** START Provided data **

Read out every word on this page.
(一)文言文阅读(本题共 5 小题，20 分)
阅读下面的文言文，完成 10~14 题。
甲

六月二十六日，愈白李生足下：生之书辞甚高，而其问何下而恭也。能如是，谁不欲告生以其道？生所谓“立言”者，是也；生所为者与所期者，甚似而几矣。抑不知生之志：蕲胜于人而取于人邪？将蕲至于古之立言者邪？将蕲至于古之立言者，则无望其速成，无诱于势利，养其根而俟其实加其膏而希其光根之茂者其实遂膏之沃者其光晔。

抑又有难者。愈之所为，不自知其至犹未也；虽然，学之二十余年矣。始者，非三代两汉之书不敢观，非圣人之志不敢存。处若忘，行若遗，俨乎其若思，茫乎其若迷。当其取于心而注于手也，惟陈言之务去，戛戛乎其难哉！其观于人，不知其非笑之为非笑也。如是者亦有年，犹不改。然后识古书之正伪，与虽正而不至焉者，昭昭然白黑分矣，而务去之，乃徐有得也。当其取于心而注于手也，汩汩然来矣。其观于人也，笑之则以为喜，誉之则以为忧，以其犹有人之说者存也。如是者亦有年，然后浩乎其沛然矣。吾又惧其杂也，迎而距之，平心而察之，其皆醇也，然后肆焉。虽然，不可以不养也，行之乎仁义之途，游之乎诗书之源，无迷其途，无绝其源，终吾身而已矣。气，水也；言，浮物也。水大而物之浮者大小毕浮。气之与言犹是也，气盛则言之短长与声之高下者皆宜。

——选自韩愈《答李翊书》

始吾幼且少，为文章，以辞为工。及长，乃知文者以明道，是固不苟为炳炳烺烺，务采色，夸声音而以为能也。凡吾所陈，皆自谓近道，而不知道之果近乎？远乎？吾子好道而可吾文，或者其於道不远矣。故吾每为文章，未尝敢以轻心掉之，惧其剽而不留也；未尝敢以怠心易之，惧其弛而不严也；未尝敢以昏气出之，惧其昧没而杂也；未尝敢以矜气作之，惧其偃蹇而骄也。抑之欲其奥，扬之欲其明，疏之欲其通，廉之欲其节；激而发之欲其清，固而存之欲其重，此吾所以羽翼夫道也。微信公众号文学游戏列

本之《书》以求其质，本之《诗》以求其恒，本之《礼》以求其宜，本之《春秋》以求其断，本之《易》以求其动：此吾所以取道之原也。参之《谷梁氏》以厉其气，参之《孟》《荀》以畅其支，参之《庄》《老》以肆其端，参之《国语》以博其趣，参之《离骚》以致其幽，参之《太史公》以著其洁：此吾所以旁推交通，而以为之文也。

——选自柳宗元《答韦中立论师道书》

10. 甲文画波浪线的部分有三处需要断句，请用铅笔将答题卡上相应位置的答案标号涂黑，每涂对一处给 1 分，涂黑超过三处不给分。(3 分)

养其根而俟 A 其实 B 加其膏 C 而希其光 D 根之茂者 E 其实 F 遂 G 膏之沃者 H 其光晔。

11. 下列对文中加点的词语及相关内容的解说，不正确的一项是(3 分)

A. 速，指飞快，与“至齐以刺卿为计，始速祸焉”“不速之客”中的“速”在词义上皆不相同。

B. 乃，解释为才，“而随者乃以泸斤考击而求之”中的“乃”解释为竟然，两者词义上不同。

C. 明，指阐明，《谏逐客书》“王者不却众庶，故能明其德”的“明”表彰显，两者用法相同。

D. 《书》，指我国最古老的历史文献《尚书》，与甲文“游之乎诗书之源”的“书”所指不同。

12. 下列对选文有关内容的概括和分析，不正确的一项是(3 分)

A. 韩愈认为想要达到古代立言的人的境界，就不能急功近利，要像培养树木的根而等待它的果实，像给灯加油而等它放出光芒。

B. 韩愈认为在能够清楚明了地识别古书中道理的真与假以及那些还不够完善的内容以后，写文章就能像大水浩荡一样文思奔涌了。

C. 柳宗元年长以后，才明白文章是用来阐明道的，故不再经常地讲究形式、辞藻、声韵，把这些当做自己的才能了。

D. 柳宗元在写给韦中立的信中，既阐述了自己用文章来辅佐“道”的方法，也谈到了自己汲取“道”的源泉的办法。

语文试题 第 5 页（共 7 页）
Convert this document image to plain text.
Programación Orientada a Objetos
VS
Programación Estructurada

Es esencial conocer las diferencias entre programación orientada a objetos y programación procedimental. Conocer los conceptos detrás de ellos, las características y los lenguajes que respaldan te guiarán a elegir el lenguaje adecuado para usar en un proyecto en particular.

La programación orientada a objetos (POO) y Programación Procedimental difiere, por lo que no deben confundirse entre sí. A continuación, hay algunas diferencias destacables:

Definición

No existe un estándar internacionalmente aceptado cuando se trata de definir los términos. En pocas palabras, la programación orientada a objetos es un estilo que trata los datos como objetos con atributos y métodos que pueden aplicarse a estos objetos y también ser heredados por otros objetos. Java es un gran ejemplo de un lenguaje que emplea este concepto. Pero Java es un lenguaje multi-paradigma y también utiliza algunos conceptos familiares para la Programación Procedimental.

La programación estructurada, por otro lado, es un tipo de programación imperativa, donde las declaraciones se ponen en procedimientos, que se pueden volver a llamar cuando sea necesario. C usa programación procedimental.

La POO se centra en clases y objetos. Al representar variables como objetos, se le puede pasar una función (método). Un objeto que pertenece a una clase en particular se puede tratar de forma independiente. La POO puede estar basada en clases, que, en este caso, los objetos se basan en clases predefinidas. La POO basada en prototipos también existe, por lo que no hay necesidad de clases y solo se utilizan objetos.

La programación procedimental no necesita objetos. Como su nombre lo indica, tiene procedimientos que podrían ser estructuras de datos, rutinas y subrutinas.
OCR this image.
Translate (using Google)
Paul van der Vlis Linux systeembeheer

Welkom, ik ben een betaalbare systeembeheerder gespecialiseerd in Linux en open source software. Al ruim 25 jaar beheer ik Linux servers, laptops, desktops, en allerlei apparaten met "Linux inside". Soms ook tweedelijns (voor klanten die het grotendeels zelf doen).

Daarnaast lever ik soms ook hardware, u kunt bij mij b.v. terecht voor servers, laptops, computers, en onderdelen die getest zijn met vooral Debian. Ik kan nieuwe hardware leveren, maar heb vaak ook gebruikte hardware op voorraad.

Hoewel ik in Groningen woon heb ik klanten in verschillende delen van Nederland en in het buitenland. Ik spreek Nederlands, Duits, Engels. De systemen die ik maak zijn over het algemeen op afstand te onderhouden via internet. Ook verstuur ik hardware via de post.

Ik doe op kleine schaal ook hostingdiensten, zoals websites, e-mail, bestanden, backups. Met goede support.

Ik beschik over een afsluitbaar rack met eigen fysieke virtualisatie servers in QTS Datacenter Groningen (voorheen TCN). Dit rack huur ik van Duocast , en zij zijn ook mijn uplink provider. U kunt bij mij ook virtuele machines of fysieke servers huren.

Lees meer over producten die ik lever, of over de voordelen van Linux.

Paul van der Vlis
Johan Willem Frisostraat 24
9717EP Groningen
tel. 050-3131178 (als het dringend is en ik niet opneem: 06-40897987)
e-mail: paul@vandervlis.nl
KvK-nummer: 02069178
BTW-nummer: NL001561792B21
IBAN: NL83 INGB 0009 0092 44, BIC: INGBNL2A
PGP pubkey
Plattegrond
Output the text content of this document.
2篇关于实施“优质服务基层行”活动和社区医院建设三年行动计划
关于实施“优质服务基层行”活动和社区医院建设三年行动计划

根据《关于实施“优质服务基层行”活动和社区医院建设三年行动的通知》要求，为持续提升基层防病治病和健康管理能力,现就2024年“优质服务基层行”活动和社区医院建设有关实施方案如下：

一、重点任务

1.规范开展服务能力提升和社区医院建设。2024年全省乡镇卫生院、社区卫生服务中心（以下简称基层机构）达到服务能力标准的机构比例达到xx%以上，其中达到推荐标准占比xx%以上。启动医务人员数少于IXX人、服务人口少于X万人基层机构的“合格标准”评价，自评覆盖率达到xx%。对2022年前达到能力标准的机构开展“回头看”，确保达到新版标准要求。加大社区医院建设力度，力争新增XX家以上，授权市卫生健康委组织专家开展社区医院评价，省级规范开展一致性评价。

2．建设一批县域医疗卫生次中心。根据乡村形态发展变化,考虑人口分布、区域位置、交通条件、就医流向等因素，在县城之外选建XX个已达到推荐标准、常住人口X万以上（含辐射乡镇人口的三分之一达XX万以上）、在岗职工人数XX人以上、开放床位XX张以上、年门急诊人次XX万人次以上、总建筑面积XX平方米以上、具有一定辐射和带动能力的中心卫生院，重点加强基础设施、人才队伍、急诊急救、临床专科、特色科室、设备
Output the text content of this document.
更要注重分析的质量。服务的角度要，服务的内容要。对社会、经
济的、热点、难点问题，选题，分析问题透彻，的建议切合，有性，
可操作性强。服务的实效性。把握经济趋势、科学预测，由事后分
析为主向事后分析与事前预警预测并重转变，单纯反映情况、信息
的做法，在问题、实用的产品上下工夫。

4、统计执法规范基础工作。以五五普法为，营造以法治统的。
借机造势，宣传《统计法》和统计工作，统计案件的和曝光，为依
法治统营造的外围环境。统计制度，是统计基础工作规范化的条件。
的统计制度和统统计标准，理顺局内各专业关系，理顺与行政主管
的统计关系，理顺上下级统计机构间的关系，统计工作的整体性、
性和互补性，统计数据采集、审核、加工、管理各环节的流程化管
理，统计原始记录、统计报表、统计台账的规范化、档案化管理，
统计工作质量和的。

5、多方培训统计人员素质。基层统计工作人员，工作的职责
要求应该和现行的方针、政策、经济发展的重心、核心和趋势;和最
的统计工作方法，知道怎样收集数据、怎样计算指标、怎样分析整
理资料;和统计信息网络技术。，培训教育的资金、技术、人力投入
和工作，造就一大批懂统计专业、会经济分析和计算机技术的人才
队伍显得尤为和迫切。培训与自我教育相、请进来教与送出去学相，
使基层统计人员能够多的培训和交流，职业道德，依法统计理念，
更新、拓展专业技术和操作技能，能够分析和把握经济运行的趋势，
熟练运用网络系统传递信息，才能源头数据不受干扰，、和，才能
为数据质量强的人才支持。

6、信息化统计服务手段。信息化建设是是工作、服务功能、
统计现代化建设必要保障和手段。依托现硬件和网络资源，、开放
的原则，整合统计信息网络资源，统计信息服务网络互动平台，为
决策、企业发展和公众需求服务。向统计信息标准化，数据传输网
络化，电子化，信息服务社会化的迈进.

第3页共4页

** END Provided data **

◆ **Job**
Locate the word "不正确的一项是" in the records above, and return each line that has it.

◆ **Task result**
11. 下列对文中加点的词语及相关内容的解说，不正确的一项是(3 分)
12. 下列对选文有关内容的概括和分析，不正确的一项是(3 分)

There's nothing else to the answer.